▶ [PROBLEM REQUIREMENTS] Single out the lines that include the word "screenshot". Copy them.

□ □ □ □ □

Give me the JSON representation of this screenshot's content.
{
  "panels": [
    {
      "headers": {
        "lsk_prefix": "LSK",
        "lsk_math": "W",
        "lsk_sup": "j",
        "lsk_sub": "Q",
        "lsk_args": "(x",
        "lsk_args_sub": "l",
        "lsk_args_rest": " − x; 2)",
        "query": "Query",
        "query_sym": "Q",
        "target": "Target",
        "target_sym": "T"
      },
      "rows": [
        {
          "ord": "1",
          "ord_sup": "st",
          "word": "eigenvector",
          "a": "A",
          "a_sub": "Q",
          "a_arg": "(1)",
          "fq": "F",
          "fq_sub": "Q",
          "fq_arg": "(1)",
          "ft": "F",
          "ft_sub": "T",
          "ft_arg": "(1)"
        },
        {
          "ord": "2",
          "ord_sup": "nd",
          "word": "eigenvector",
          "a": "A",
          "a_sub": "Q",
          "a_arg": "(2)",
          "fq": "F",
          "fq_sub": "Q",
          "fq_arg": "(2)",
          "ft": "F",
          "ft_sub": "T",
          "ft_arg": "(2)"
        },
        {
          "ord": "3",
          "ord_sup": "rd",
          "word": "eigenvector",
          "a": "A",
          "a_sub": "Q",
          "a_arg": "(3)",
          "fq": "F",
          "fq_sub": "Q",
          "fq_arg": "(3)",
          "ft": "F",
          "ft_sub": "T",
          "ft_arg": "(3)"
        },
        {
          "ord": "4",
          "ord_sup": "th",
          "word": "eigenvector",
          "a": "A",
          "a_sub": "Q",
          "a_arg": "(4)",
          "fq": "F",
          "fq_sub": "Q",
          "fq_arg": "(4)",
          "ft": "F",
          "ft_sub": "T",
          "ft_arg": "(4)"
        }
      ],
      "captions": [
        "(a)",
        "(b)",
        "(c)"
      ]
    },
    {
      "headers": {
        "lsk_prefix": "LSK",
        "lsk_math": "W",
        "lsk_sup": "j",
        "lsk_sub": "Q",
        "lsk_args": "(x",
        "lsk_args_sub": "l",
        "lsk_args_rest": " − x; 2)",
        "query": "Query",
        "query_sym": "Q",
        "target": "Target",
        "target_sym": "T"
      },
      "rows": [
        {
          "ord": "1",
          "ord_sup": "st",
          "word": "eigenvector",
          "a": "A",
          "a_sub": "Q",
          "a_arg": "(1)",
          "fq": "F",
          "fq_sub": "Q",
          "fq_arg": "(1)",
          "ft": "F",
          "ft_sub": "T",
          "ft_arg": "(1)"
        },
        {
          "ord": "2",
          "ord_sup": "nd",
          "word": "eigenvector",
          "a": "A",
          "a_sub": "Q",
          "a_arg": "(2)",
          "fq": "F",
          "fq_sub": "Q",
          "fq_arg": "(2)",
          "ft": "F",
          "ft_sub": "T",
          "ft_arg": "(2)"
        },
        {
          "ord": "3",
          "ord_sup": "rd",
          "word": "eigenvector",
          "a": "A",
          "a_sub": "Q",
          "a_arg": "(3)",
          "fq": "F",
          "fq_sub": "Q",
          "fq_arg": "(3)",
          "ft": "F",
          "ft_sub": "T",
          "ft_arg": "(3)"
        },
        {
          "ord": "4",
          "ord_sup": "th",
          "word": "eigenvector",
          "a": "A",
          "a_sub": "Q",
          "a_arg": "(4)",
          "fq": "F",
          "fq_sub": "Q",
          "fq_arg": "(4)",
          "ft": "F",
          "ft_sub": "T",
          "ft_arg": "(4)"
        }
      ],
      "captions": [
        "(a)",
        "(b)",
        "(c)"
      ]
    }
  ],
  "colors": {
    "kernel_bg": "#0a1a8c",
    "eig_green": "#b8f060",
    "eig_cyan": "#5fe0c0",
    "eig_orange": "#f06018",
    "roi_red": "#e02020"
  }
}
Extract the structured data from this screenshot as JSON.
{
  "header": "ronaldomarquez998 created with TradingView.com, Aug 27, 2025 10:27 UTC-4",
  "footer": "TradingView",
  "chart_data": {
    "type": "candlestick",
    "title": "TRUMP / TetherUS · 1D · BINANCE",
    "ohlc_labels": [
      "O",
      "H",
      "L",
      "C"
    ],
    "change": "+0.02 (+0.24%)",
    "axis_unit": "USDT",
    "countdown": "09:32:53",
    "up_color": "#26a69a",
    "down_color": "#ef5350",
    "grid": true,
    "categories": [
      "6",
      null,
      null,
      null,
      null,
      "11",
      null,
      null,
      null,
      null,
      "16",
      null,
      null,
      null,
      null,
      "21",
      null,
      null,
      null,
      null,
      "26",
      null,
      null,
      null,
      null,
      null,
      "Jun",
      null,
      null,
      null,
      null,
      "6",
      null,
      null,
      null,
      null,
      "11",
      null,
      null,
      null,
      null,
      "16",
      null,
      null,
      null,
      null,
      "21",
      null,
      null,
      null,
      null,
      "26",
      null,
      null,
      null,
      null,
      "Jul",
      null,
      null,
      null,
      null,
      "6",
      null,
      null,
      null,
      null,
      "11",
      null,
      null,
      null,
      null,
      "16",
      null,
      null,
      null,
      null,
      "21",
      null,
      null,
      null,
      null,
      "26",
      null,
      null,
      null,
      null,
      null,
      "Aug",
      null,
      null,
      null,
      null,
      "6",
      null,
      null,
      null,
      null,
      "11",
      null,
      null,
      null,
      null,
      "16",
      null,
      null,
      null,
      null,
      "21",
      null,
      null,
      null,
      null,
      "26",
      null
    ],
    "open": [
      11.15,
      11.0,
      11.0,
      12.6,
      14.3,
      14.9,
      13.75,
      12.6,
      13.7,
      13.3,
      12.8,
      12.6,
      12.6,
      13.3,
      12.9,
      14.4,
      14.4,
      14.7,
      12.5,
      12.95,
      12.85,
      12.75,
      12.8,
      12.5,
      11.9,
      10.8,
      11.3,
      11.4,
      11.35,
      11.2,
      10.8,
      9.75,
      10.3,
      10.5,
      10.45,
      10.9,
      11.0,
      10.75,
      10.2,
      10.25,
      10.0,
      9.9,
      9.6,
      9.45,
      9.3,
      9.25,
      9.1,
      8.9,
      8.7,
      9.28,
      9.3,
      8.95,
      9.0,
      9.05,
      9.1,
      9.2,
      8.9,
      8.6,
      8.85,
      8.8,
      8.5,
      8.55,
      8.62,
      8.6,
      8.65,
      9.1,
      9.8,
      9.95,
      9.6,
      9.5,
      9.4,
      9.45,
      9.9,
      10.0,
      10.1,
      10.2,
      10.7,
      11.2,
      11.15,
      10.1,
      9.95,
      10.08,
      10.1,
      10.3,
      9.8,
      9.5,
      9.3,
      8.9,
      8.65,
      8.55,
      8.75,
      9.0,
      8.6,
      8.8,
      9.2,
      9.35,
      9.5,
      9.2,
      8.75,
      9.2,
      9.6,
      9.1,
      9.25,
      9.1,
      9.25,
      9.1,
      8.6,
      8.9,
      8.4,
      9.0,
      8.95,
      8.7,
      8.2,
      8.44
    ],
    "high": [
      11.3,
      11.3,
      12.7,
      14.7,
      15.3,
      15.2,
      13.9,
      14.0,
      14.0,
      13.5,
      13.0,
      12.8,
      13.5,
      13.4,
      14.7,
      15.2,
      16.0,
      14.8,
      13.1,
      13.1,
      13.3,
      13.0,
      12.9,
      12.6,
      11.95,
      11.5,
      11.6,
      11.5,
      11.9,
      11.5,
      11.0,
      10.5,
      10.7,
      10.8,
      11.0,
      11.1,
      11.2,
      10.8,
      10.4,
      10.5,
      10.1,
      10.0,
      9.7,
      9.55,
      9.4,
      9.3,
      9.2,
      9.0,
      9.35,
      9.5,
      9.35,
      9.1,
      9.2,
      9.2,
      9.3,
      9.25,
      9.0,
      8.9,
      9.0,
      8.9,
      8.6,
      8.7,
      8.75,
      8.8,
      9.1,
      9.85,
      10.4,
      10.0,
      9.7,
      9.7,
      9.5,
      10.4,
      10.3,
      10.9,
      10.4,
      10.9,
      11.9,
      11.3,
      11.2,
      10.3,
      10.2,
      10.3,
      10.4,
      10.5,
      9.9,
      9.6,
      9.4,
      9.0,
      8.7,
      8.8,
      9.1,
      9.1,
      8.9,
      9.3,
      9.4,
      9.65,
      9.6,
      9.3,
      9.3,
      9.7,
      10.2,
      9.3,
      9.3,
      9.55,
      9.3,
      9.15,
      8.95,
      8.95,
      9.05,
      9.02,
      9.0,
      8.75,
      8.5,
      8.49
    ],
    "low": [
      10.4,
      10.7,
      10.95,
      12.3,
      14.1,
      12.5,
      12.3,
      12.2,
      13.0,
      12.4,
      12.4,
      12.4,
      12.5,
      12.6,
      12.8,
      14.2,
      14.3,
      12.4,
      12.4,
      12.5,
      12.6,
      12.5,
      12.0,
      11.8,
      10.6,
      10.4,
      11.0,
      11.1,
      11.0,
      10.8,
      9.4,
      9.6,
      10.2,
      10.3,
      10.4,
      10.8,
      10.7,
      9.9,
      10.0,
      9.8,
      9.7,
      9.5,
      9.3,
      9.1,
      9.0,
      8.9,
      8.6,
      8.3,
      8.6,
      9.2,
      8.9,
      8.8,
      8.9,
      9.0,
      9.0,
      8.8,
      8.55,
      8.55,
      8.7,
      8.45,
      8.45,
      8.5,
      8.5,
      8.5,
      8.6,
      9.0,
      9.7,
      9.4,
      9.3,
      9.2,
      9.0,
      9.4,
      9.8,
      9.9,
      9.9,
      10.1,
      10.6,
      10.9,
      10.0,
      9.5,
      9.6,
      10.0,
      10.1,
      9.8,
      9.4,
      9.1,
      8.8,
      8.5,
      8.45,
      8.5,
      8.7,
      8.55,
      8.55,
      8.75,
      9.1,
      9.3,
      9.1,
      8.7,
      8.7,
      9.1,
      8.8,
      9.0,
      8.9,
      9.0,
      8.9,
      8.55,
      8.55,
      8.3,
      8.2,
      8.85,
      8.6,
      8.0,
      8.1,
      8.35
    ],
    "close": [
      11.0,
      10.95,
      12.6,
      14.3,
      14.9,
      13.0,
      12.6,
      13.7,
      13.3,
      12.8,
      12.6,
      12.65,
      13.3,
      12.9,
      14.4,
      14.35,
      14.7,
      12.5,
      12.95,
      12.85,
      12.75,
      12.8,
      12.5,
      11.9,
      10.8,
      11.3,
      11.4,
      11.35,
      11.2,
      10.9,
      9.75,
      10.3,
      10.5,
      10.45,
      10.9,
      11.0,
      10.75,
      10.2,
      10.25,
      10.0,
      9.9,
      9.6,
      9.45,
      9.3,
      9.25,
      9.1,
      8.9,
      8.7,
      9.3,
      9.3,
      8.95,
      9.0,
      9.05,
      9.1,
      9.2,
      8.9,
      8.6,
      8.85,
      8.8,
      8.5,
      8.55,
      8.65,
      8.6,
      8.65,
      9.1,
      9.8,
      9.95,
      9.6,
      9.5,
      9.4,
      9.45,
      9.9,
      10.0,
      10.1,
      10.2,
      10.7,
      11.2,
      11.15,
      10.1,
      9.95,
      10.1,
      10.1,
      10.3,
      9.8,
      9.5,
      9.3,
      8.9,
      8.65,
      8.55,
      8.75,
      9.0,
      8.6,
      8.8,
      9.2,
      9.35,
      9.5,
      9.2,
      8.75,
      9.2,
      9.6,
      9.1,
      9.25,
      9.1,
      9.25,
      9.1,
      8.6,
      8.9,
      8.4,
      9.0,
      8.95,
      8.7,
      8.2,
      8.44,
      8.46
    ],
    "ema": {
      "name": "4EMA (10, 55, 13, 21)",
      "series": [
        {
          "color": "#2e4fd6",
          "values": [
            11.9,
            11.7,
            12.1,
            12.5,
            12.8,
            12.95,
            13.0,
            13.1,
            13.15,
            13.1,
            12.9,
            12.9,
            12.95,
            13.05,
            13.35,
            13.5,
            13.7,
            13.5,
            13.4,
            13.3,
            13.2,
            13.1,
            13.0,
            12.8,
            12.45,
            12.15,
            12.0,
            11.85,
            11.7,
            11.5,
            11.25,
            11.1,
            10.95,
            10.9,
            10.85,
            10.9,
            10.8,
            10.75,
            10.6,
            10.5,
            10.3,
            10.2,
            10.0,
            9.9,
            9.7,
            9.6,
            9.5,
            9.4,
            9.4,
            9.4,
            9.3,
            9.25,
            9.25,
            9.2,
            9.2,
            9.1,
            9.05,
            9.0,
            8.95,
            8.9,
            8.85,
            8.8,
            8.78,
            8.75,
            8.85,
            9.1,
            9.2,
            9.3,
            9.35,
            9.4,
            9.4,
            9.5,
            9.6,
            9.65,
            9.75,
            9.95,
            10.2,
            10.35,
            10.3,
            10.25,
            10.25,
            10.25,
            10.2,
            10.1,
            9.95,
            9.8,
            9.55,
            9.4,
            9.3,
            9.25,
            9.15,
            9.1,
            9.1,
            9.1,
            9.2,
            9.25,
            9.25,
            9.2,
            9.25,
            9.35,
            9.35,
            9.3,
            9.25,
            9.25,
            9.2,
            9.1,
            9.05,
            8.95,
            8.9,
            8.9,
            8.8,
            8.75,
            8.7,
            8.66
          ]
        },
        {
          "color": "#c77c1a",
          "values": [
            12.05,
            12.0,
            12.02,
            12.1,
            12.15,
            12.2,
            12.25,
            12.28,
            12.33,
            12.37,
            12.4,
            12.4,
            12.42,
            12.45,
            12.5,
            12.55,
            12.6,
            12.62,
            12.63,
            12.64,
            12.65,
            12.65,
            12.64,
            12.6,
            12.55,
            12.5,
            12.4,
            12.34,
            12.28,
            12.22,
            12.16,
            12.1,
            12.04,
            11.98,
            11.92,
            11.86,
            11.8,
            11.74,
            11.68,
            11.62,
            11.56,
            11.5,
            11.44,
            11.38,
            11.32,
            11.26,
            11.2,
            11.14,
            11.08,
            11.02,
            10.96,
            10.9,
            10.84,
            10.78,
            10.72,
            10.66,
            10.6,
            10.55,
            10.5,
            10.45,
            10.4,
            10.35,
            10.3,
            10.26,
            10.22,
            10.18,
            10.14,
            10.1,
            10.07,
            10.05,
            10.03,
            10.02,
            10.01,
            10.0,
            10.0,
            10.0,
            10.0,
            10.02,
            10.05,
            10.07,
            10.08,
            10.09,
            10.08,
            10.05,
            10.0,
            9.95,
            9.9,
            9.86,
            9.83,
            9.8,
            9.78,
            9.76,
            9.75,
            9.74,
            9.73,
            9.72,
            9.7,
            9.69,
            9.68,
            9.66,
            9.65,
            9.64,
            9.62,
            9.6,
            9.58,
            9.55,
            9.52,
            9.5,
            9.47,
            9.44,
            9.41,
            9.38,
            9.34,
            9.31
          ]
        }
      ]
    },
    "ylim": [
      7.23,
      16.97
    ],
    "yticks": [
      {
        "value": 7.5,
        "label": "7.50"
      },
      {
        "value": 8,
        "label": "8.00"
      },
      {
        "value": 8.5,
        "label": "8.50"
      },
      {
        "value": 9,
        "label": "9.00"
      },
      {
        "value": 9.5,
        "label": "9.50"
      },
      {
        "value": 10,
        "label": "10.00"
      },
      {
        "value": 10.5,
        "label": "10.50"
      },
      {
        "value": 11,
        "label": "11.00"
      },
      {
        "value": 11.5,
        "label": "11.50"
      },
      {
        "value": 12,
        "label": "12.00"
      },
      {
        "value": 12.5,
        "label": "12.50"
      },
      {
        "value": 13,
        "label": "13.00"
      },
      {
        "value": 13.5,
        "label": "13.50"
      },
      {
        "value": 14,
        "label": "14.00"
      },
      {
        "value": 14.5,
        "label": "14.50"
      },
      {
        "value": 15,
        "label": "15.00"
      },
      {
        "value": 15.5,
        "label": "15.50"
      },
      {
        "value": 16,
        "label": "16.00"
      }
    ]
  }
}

□ □ □ □ □

▶ [REPLY TO THE EXERCISE]
Give me the JSON representation of this screenshot's content.
Extract the structured data from this screenshot as JSON.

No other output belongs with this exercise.